**** AVAILABLE DATA ****

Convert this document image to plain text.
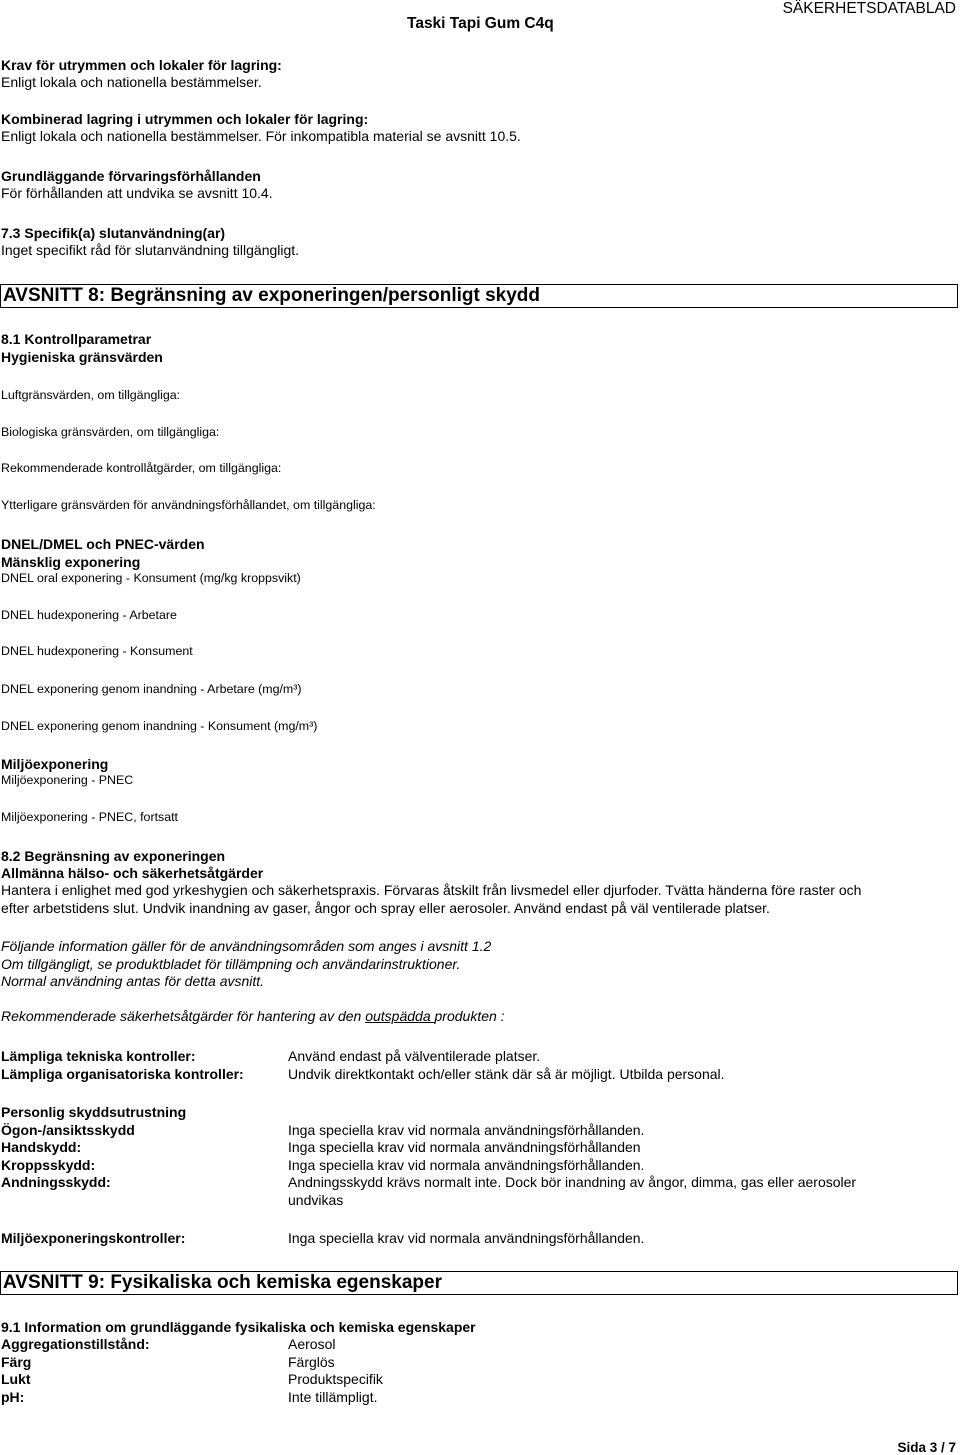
Taski Tapi Gum C4q
SÄKERHETSDATABLAD
Krav för utrymmen och lokaler för lagring:
Enligt lokala och nationella bestämmelser.
Kombinerad lagring i utrymmen och lokaler för lagring:
Enligt lokala och nationella bestämmelser. För inkompatibla material se avsnitt 10.5.
Grundläggande förvaringsförhållanden
För förhållanden att undvika se avsnitt 10.4.
7.3 Specifik(a) slutanvändning(ar)
Inget specifikt råd för slutanvändning tillgängligt.
AVSNITT 8: Begränsning av exponeringen/personligt skydd
8.1 Kontrollparametrar
Hygieniska gränsvärden
Luftgränsvärden, om tillgängliga:
Biologiska gränsvärden, om tillgängliga:
Rekommenderade kontrollåtgärder, om tillgängliga:
Ytterligare gränsvärden för användningsförhållandet, om tillgängliga:
DNEL/DMEL och PNEC-värden
Mänsklig exponering
DNEL oral exponering - Konsument (mg/kg kroppsvikt)
DNEL hudexponering - Arbetare
DNEL hudexponering - Konsument
DNEL exponering genom inandning - Arbetare (mg/m³)
DNEL exponering genom inandning - Konsument (mg/m³)
Miljöexponering
Miljöexponering - PNEC
Miljöexponering - PNEC, fortsatt
8.2 Begränsning av exponeringen
Allmänna hälso- och säkerhetsåtgärder
Hantera i enlighet med god yrkeshygien och säkerhetspraxis. Förvaras åtskilt från livsmedel eller djurfoder. Tvätta händerna före raster och
efter arbetstidens slut. Undvik inandning av gaser, ångor och spray eller aerosoler. Använd endast på väl ventilerade platser.
Följande information gäller för de användningsområden som anges i avsnitt 1.2
Om tillgängligt, se produktbladet för tillämpning och användarinstruktioner.
Normal användning antas för detta avsnitt.
Rekommenderade säkerhetsåtgärder för hantering av den outspädda produkten :
Lämpliga tekniska kontroller:	Använd endast på välventilerade platser.
Lämpliga organisatoriska kontroller:	Undvik direktkontakt och/eller stänk där så är möjligt. Utbilda personal.
Personlig skyddsutrustning
Ögon-/ansiktsskydd	Inga speciella krav vid normala användningsförhållanden.
Handskydd:	Inga speciella krav vid normala användningsförhållanden
Kroppsskydd:	Inga speciella krav vid normala användningsförhållanden.
Andningsskydd:	Andningsskydd krävs normalt inte. Dock bör inandning av ångor, dimma, gas eller aerosoler
undvikas
Miljöexponeringskontroller:	Inga speciella krav vid normala användningsförhållanden.
AVSNITT 9: Fysikaliska och kemiska egenskaper
9.1 Information om grundläggande fysikaliska och kemiska egenskaper
Aggregationstillstånd:	Aerosol
Färg	Färglös
Lukt	Produktspecifik
pH:	Inte tillämpligt.
Sida 3 / 7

****

● **WHAT IS NEEDED**
Reproduce the lines above letter for letter. The pictures stay behind.

● **EXERCISE RESPONSE**
Convert this document image to plain text.
Taski Tapi Gum C4q
SÄKERHETSDATABLAD
Krav för utrymmen och lokaler för lagring:
Enligt lokala och nationella bestämmelser.
Kombinerad lagring i utrymmen och lokaler för lagring:
Enligt lokala och nationella bestämmelser. För inkompatibla material se avsnitt 10.5.
Grundläggande förvaringsförhållanden
För förhållanden att undvika se avsnitt 10.4.
7.3 Specifik(a) slutanvändning(ar)
Inget specifikt råd för slutanvändning tillgängligt.
AVSNITT 8: Begränsning av exponeringen/personligt skydd
8.1 Kontrollparametrar
Hygieniska gränsvärden
Luftgränsvärden, om tillgängliga:
Biologiska gränsvärden, om tillgängliga:
Rekommenderade kontrollåtgärder, om tillgängliga:
Ytterligare gränsvärden för användningsförhållandet, om tillgängliga:
DNEL/DMEL och PNEC-värden
Mänsklig exponering
DNEL oral exponering - Konsument (mg/kg kroppsvikt)
DNEL hudexponering - Arbetare
DNEL hudexponering - Konsument
DNEL exponering genom inandning - Arbetare (mg/m³)
DNEL exponering genom inandning - Konsument (mg/m³)
Miljöexponering
Miljöexponering - PNEC
Miljöexponering - PNEC, fortsatt
8.2 Begränsning av exponeringen
Allmänna hälso- och säkerhetsåtgärder
Hantera i enlighet med god yrkeshygien och säkerhetspraxis. Förvaras åtskilt från livsmedel eller djurfoder. Tvätta händerna före raster och
efter arbetstidens slut. Undvik inandning av gaser, ångor och spray eller aerosoler. Använd endast på väl ventilerade platser.
Följande information gäller för de användningsområden som anges i avsnitt 1.2
Om tillgängligt, se produktbladet för tillämpning och användarinstruktioner.
Normal användning antas för detta avsnitt.
Rekommenderade säkerhetsåtgärder för hantering av den outspädda produkten :
Lämpliga tekniska kontroller:	Använd endast på välventilerade platser.
Lämpliga organisatoriska kontroller:	Undvik direktkontakt och/eller stänk där så är möjligt. Utbilda personal.
Personlig skyddsutrustning
Ögon-/ansiktsskydd	Inga speciella krav vid normala användningsförhållanden.
Handskydd:	Inga speciella krav vid normala användningsförhållanden
Kroppsskydd:	Inga speciella krav vid normala användningsförhållanden.
Andningsskydd:	Andningsskydd krävs normalt inte. Dock bör inandning av ångor, dimma, gas eller aerosoler
undvikas
Miljöexponeringskontroller:	Inga speciella krav vid normala användningsförhållanden.
AVSNITT 9: Fysikaliska och kemiska egenskaper
9.1 Information om grundläggande fysikaliska och kemiska egenskaper
Aggregationstillstånd:	Aerosol
Färg	Färglös
Lukt	Produktspecifik
pH:	Inte tillämpligt.
Sida 3 / 7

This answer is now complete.